▼

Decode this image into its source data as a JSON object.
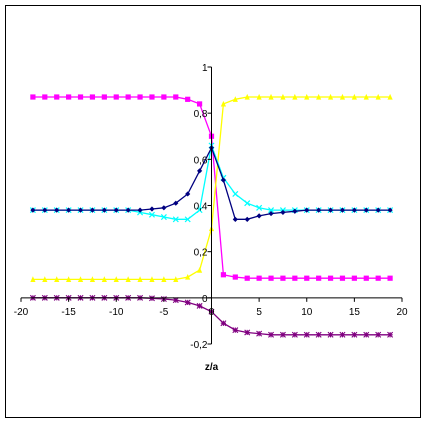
{
  "chart_data": {
    "type": "line",
    "title": "",
    "xlabel": "z/a",
    "ylabel": "",
    "xlim": [
      -20,
      20
    ],
    "ylim": [
      -0.2,
      1
    ],
    "xticks": [
      -20,
      -15,
      -10,
      -5,
      0,
      5,
      10,
      15,
      20
    ],
    "xtick_labels": [
      "-20",
      "-15",
      "-10",
      "-5",
      "0",
      "5",
      "10",
      "15",
      "20"
    ],
    "yticks": [
      -0.2,
      0,
      0.2,
      0.4,
      0.6,
      0.8,
      1
    ],
    "ytick_labels": [
      "-0,2",
      "0",
      "0,2",
      "0,4",
      "0,6",
      "0,8",
      "1"
    ],
    "grid": false,
    "legend": "none",
    "x": [
      -18.75,
      -17.5,
      -16.25,
      -15,
      -13.75,
      -12.5,
      -11.25,
      -10,
      -8.75,
      -7.5,
      -6.25,
      -5,
      -3.75,
      -2.5,
      -1.25,
      0,
      1.25,
      2.5,
      3.75,
      5,
      6.25,
      7.5,
      8.75,
      10,
      11.25,
      12.5,
      13.75,
      15,
      16.25,
      17.5,
      18.75
    ],
    "series": [
      {
        "color": "#ff00ff",
        "marker": "square",
        "values": [
          0.87,
          0.87,
          0.87,
          0.87,
          0.87,
          0.87,
          0.87,
          0.87,
          0.87,
          0.87,
          0.87,
          0.87,
          0.87,
          0.86,
          0.84,
          0.7,
          0.1,
          0.09,
          0.085,
          0.085,
          0.085,
          0.085,
          0.085,
          0.085,
          0.085,
          0.085,
          0.085,
          0.085,
          0.085,
          0.085,
          0.085
        ]
      },
      {
        "color": "#ffff00",
        "marker": "triangle",
        "values": [
          0.08,
          0.08,
          0.08,
          0.08,
          0.08,
          0.08,
          0.08,
          0.08,
          0.08,
          0.08,
          0.08,
          0.08,
          0.08,
          0.09,
          0.12,
          0.3,
          0.84,
          0.86,
          0.87,
          0.87,
          0.87,
          0.87,
          0.87,
          0.87,
          0.87,
          0.87,
          0.87,
          0.87,
          0.87,
          0.87,
          0.87
        ]
      },
      {
        "color": "#00ffff",
        "marker": "x",
        "values": [
          0.38,
          0.38,
          0.38,
          0.38,
          0.38,
          0.38,
          0.38,
          0.38,
          0.38,
          0.37,
          0.36,
          0.35,
          0.34,
          0.34,
          0.38,
          0.66,
          0.52,
          0.45,
          0.41,
          0.39,
          0.38,
          0.38,
          0.38,
          0.38,
          0.38,
          0.38,
          0.38,
          0.38,
          0.38,
          0.38,
          0.38
        ]
      },
      {
        "color": "#000080",
        "marker": "diamond",
        "values": [
          0.38,
          0.38,
          0.38,
          0.38,
          0.38,
          0.38,
          0.38,
          0.38,
          0.38,
          0.38,
          0.385,
          0.39,
          0.41,
          0.45,
          0.55,
          0.65,
          0.51,
          0.34,
          0.34,
          0.355,
          0.365,
          0.37,
          0.375,
          0.38,
          0.38,
          0.38,
          0.38,
          0.38,
          0.38,
          0.38,
          0.38
        ]
      },
      {
        "color": "#800080",
        "marker": "star",
        "values": [
          0,
          0,
          0,
          0,
          0,
          0,
          0,
          0,
          0,
          0,
          -0.002,
          -0.005,
          -0.01,
          -0.02,
          -0.035,
          -0.06,
          -0.11,
          -0.14,
          -0.15,
          -0.155,
          -0.16,
          -0.16,
          -0.16,
          -0.16,
          -0.16,
          -0.16,
          -0.16,
          -0.16,
          -0.16,
          -0.16,
          -0.16
        ]
      }
    ]
  }
}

▲

Task objective.
Keep the pictures out of your copy, and repeat every entry above exactly.

Solution for this exercise.
Decode this image into its source data as a JSON object.
{
  "chart_data": {
    "type": "line",
    "title": "",
    "xlabel": "z/a",
    "ylabel": "",
    "xlim": [
      -20,
      20
    ],
    "ylim": [
      -0.2,
      1
    ],
    "xticks": [
      -20,
      -15,
      -10,
      -5,
      0,
      5,
      10,
      15,
      20
    ],
    "xtick_labels": [
      "-20",
      "-15",
      "-10",
      "-5",
      "0",
      "5",
      "10",
      "15",
      "20"
    ],
    "yticks": [
      -0.2,
      0,
      0.2,
      0.4,
      0.6,
      0.8,
      1
    ],
    "ytick_labels": [
      "-0,2",
      "0",
      "0,2",
      "0,4",
      "0,6",
      "0,8",
      "1"
    ],
    "grid": false,
    "legend": "none",
    "x": [
      -18.75,
      -17.5,
      -16.25,
      -15,
      -13.75,
      -12.5,
      -11.25,
      -10,
      -8.75,
      -7.5,
      -6.25,
      -5,
      -3.75,
      -2.5,
      -1.25,
      0,
      1.25,
      2.5,
      3.75,
      5,
      6.25,
      7.5,
      8.75,
      10,
      11.25,
      12.5,
      13.75,
      15,
      16.25,
      17.5,
      18.75
    ],
    "series": [
      {
        "color": "#ff00ff",
        "marker": "square",
        "values": [
          0.87,
          0.87,
          0.87,
          0.87,
          0.87,
          0.87,
          0.87,
          0.87,
          0.87,
          0.87,
          0.87,
          0.87,
          0.87,
          0.86,
          0.84,
          0.7,
          0.1,
          0.09,
          0.085,
          0.085,
          0.085,
          0.085,
          0.085,
          0.085,
          0.085,
          0.085,
          0.085,
          0.085,
          0.085,
          0.085,
          0.085
        ]
      },
      {
        "color": "#ffff00",
        "marker": "triangle",
        "values": [
          0.08,
          0.08,
          0.08,
          0.08,
          0.08,
          0.08,
          0.08,
          0.08,
          0.08,
          0.08,
          0.08,
          0.08,
          0.08,
          0.09,
          0.12,
          0.3,
          0.84,
          0.86,
          0.87,
          0.87,
          0.87,
          0.87,
          0.87,
          0.87,
          0.87,
          0.87,
          0.87,
          0.87,
          0.87,
          0.87,
          0.87
        ]
      },
      {
        "color": "#00ffff",
        "marker": "x",
        "values": [
          0.38,
          0.38,
          0.38,
          0.38,
          0.38,
          0.38,
          0.38,
          0.38,
          0.38,
          0.37,
          0.36,
          0.35,
          0.34,
          0.34,
          0.38,
          0.66,
          0.52,
          0.45,
          0.41,
          0.39,
          0.38,
          0.38,
          0.38,
          0.38,
          0.38,
          0.38,
          0.38,
          0.38,
          0.38,
          0.38,
          0.38
        ]
      },
      {
        "color": "#000080",
        "marker": "diamond",
        "values": [
          0.38,
          0.38,
          0.38,
          0.38,
          0.38,
          0.38,
          0.38,
          0.38,
          0.38,
          0.38,
          0.385,
          0.39,
          0.41,
          0.45,
          0.55,
          0.65,
          0.51,
          0.34,
          0.34,
          0.355,
          0.365,
          0.37,
          0.375,
          0.38,
          0.38,
          0.38,
          0.38,
          0.38,
          0.38,
          0.38,
          0.38
        ]
      },
      {
        "color": "#800080",
        "marker": "star",
        "values": [
          0,
          0,
          0,
          0,
          0,
          0,
          0,
          0,
          0,
          0,
          -0.002,
          -0.005,
          -0.01,
          -0.02,
          -0.035,
          -0.06,
          -0.11,
          -0.14,
          -0.15,
          -0.155,
          -0.16,
          -0.16,
          -0.16,
          -0.16,
          -0.16,
          -0.16,
          -0.16,
          -0.16,
          -0.16,
          -0.16,
          -0.16
        ]
      }
    ]
  }
}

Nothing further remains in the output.